What to do
Find how many lines hold the word "this" and give that number only.

Record excerpts
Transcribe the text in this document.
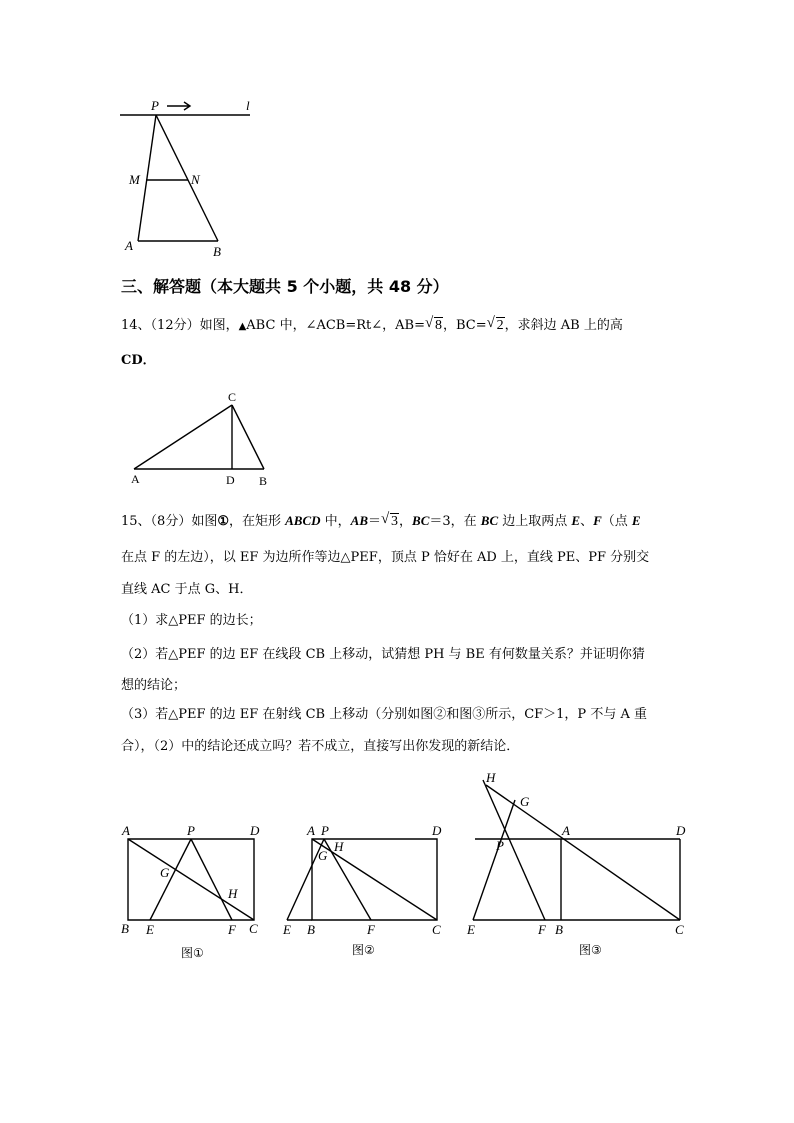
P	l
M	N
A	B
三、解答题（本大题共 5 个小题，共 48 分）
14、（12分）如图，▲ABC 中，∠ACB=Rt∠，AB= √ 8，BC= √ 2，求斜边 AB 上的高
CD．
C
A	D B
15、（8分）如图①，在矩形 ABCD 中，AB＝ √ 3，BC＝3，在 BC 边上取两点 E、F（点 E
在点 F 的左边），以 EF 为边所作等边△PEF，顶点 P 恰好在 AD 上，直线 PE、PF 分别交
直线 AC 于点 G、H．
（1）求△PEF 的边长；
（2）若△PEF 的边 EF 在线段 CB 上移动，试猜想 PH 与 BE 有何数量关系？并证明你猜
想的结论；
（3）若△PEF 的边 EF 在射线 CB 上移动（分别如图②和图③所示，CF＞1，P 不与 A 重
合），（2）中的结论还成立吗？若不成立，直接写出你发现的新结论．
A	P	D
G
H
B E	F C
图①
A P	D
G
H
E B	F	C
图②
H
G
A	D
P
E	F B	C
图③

* * *

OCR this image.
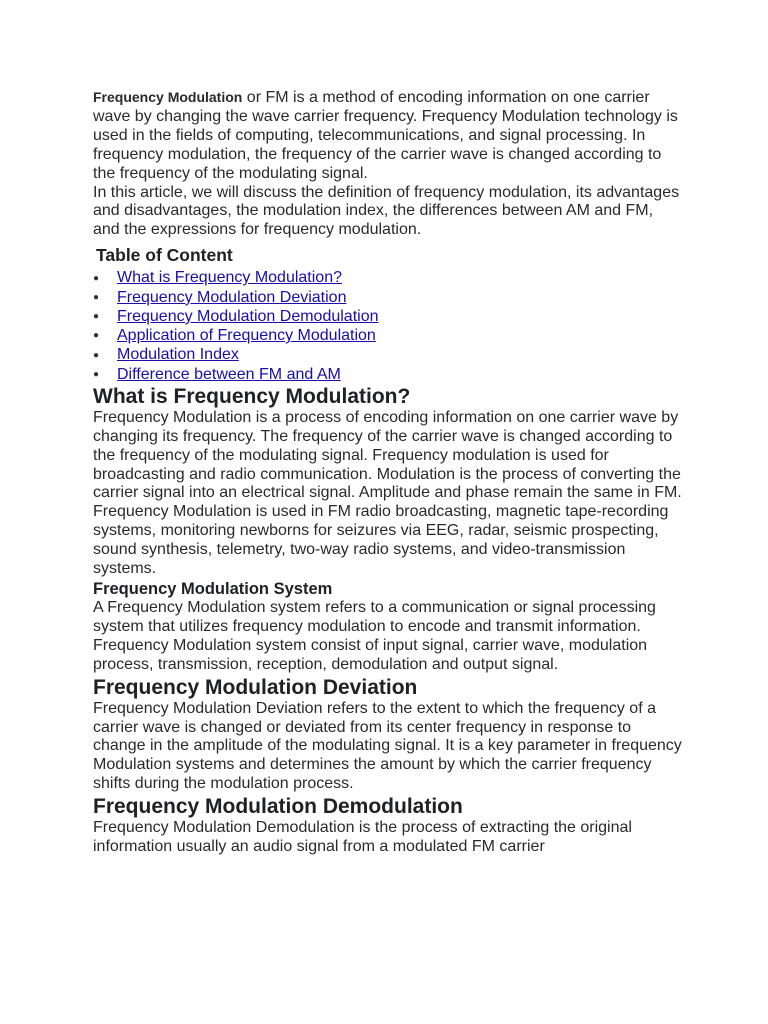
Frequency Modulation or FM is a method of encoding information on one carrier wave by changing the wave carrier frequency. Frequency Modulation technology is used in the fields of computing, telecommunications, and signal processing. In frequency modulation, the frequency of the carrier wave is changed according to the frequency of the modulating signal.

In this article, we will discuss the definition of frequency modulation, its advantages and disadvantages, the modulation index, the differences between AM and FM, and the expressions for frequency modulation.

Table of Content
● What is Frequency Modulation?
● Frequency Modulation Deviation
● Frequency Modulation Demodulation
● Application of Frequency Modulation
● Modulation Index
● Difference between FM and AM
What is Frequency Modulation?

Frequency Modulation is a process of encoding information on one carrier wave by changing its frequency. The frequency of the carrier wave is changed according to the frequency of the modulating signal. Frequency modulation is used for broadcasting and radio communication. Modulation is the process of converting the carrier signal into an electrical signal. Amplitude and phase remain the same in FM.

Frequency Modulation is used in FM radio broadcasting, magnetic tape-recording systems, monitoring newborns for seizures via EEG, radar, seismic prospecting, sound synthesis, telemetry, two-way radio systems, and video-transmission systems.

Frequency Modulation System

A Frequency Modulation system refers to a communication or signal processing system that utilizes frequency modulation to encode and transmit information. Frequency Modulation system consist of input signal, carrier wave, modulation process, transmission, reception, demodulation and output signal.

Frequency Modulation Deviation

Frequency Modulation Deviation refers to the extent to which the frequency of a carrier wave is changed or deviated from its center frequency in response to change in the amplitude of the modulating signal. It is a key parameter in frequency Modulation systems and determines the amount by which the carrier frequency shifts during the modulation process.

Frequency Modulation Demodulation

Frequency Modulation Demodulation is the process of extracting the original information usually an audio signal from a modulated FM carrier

The response
3